[Stored records]
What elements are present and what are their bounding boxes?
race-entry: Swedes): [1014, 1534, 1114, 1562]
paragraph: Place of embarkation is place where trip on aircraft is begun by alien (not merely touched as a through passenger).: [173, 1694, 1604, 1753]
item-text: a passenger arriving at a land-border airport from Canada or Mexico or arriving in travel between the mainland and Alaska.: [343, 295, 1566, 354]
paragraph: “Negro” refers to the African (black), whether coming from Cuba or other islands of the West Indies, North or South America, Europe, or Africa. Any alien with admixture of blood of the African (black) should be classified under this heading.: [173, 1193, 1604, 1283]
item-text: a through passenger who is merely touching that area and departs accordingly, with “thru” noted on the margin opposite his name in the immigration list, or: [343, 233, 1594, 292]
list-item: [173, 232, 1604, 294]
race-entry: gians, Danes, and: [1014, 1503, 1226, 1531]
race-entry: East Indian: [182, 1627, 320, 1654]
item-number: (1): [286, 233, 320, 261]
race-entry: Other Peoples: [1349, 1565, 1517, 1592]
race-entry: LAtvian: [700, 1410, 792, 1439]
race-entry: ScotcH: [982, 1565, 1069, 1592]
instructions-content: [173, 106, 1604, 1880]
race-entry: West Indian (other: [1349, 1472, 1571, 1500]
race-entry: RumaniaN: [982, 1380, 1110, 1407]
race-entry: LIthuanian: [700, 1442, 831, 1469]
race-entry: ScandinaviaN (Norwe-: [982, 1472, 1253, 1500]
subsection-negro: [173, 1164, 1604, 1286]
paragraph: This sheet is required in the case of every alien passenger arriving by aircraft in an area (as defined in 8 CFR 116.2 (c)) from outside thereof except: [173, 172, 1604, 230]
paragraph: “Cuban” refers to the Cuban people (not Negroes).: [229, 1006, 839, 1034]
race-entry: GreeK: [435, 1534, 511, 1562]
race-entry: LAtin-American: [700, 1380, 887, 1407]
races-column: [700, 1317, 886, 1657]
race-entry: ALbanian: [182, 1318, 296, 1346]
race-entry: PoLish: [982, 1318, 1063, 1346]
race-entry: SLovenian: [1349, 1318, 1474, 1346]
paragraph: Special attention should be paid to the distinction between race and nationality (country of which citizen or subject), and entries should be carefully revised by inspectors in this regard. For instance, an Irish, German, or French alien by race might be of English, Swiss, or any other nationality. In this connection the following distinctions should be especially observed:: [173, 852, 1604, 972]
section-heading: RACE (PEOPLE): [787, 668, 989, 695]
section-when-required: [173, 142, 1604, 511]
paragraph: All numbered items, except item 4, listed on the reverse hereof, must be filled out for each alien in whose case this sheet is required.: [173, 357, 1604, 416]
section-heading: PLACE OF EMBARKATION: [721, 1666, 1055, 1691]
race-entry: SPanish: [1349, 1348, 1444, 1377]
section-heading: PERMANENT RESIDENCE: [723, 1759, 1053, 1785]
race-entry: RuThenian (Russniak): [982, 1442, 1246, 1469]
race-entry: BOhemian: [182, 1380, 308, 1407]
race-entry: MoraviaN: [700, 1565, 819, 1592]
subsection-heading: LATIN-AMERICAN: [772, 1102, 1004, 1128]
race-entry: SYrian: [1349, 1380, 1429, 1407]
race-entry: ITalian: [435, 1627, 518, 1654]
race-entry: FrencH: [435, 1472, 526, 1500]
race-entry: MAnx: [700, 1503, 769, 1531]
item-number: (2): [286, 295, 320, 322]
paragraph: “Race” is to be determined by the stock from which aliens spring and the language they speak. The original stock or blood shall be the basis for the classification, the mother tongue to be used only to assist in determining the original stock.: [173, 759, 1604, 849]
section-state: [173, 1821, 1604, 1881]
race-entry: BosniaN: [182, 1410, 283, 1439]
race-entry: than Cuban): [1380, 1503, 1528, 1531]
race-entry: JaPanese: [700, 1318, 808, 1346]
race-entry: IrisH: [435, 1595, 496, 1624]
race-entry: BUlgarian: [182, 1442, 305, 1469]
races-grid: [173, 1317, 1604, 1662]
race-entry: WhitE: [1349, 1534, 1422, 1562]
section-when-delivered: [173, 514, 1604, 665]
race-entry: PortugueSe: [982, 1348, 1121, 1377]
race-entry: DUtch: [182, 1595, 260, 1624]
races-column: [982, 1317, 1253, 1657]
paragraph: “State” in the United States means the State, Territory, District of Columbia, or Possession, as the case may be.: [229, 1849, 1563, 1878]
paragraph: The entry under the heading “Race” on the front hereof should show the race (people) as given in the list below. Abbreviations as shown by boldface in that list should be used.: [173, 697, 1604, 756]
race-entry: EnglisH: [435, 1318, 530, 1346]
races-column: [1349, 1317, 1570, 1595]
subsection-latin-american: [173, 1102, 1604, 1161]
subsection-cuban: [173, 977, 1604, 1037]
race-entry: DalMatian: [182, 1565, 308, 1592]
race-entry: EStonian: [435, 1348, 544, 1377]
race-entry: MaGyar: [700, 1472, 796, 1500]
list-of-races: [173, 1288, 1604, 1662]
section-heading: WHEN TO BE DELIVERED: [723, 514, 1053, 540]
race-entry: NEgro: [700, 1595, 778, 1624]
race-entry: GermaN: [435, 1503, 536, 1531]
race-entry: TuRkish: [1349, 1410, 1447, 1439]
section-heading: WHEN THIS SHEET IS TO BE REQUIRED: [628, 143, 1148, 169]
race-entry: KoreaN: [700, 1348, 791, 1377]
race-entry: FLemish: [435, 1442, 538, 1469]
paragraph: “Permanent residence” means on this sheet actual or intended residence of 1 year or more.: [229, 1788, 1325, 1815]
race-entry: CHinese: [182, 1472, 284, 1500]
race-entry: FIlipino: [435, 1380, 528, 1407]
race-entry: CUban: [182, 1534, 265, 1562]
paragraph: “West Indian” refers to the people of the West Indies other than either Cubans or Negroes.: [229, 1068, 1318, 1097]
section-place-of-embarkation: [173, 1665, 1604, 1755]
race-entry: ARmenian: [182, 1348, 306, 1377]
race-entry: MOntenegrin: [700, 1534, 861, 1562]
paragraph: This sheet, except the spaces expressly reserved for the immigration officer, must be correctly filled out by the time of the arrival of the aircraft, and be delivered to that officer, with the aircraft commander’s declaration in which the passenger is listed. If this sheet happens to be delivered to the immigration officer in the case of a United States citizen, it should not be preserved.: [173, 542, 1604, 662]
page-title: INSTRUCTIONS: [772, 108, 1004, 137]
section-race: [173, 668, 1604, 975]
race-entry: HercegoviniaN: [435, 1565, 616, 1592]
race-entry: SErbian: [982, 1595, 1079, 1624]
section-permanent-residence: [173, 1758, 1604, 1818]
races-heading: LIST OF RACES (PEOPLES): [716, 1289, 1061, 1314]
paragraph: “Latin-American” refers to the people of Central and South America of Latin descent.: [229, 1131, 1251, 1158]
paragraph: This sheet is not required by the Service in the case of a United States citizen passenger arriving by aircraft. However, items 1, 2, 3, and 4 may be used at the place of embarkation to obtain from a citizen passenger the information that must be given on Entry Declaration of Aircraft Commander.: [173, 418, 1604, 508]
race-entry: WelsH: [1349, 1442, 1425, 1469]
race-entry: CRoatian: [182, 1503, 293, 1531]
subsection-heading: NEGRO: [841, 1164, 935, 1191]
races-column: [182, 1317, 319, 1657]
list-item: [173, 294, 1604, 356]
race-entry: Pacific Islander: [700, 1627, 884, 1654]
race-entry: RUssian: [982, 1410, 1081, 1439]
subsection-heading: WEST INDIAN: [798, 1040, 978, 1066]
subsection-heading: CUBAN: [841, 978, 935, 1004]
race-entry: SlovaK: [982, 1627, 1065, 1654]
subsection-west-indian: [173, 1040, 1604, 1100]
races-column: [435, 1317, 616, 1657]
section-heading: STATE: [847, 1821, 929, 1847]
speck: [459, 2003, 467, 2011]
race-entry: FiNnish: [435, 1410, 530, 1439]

[Work required] Copy the data word for word, starting at its first line and ending at the line that contains "item-text: a passenger", both included.

[Written solution]
What elements are present and what are their bounding boxes?
race-entry: Swedes): [1014, 1534, 1114, 1562]
paragraph: Place of embarkation is place where trip on aircraft is begun by alien (not merely touched as a through passenger).: [173, 1694, 1604, 1753]
item-text: a passenger arriving at a land-border airport from Canada or Mexico or arriving in travel between the mainland and Alaska.: [343, 295, 1566, 354]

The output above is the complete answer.